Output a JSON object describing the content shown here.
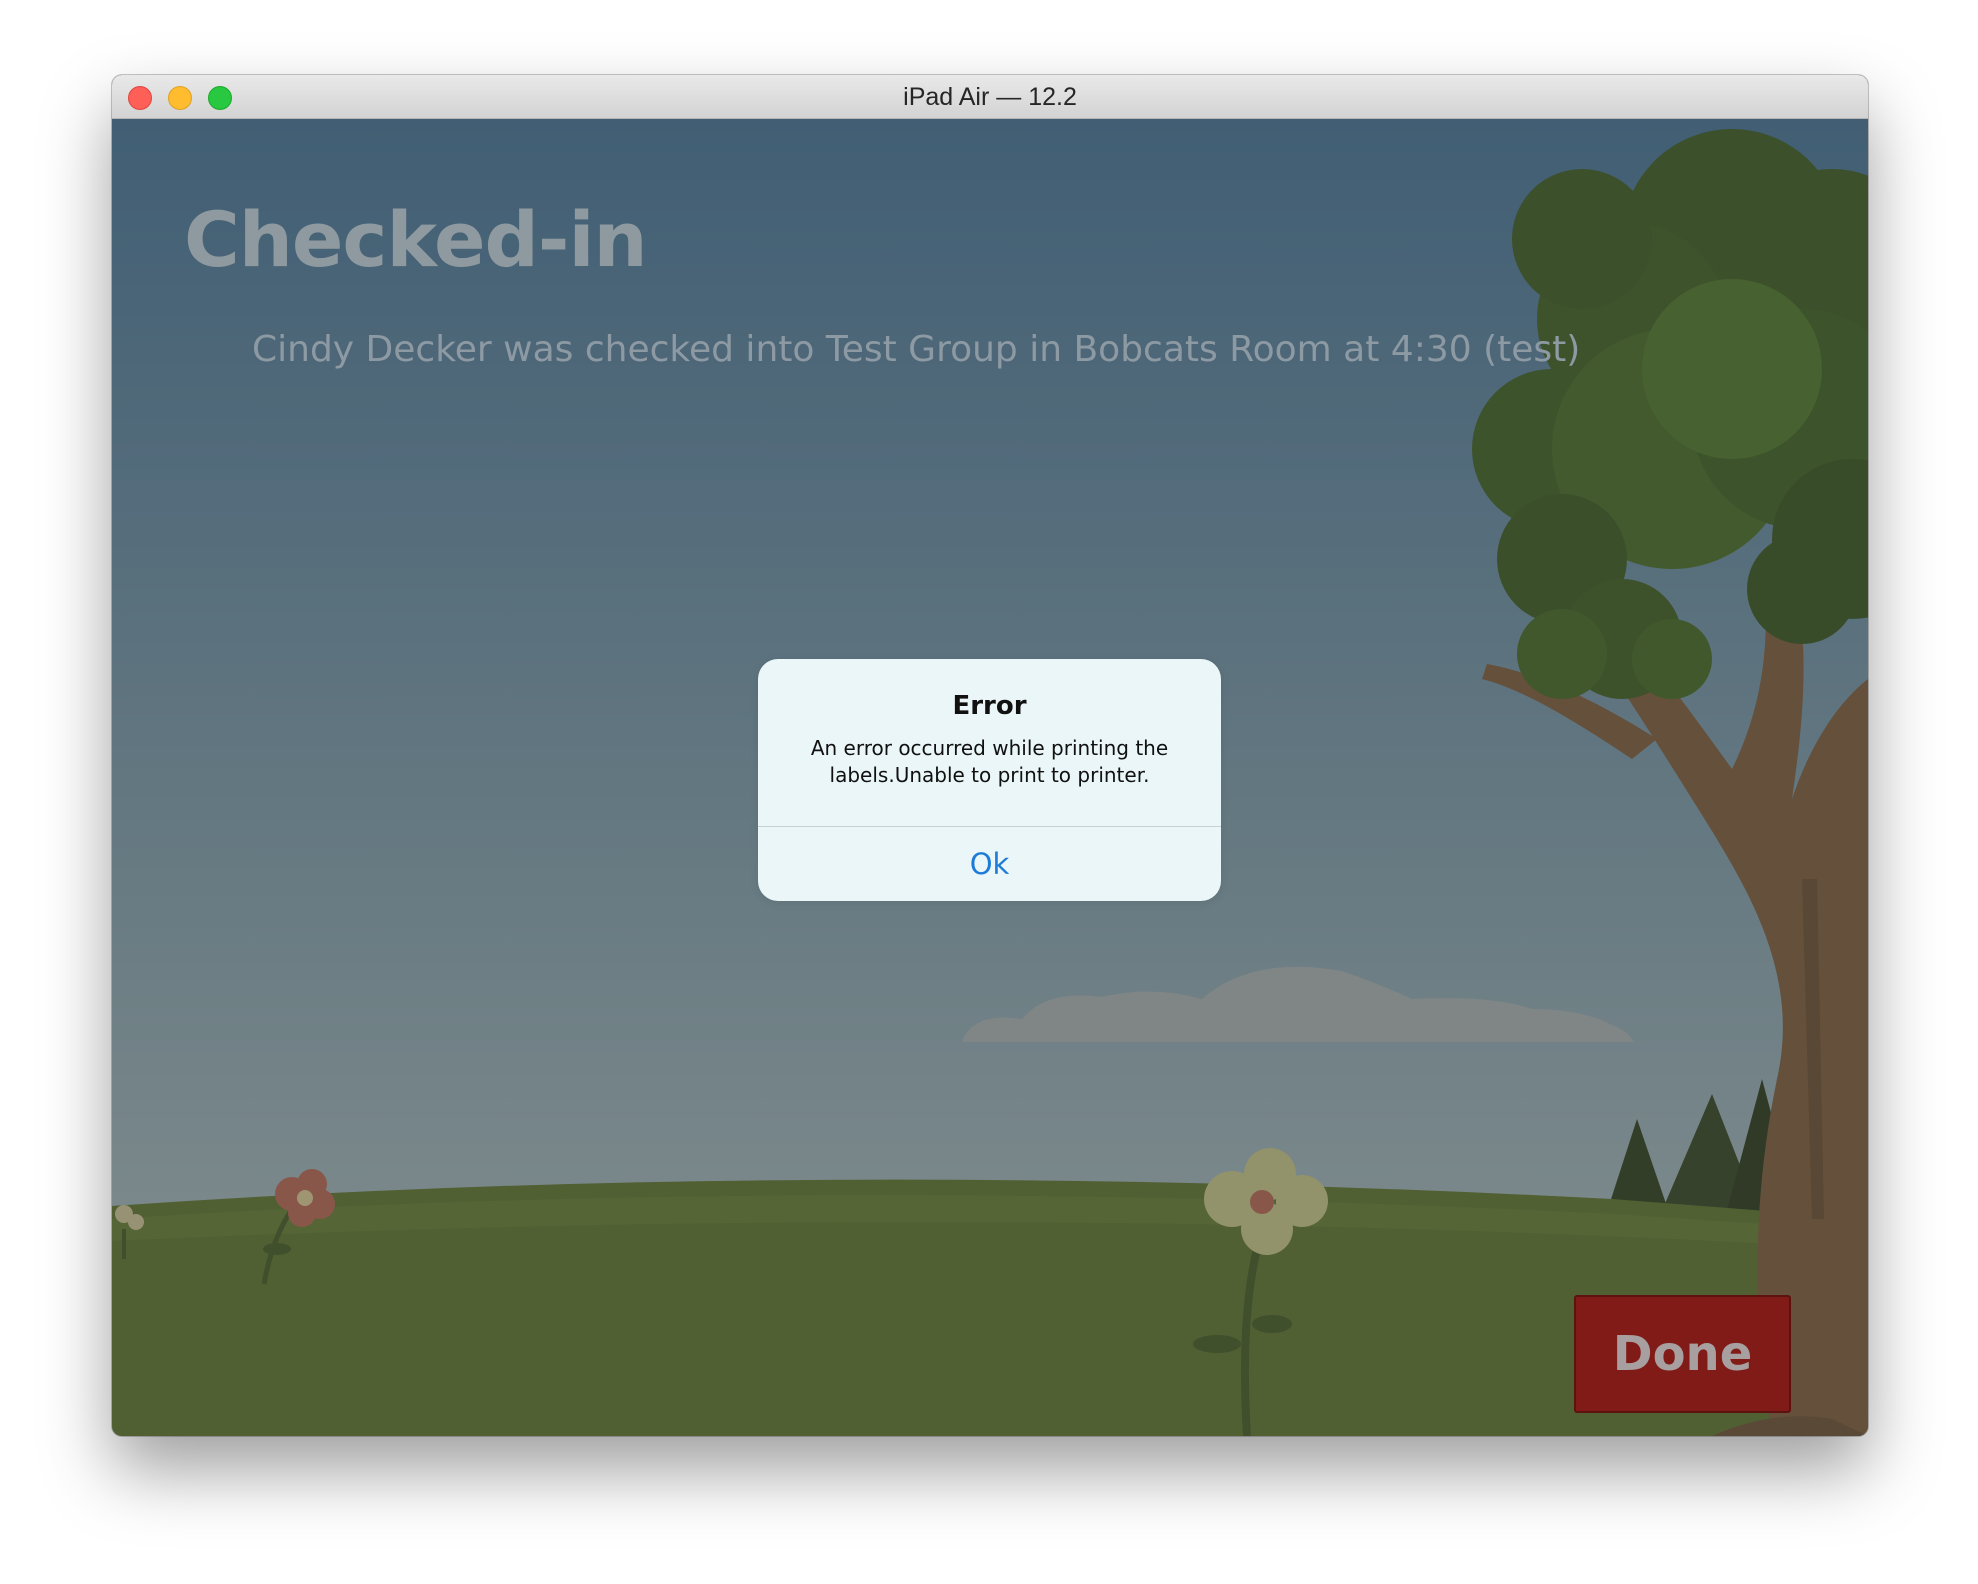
{
  "window": {
    "title": "iPad Air — 12.2"
  },
  "screen": {
    "title": "Checked-in",
    "message": "Cindy Decker was checked into Test Group in Bobcats Room at 4:30 (test)",
    "done_label": "Done"
  },
  "alert": {
    "title": "Error",
    "message": "An error occurred while printing the labels.Unable to print to printer.",
    "ok_label": "Ok"
  },
  "colors": {
    "sky_top": "#3f6680",
    "sky_bottom": "#9fb1b1",
    "grass": "#5a6d28",
    "done_button": "#811b17",
    "alert_link": "#1e7bd8"
  }
}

Problem details
Drop the pictures and reproduce the rest of the entries above exactly.

Result below
Output a JSON object describing the content shown here.
{
  "window": {
    "title": "iPad Air — 12.2"
  },
  "screen": {
    "title": "Checked-in",
    "message": "Cindy Decker was checked into Test Group in Bobcats Room at 4:30 (test)",
    "done_label": "Done"
  },
  "alert": {
    "title": "Error",
    "message": "An error occurred while printing the labels.Unable to print to printer.",
    "ok_label": "Ok"
  },
  "colors": {
    "sky_top": "#3f6680",
    "sky_bottom": "#9fb1b1",
    "grass": "#5a6d28",
    "done_button": "#811b17",
    "alert_link": "#1e7bd8"
  }
}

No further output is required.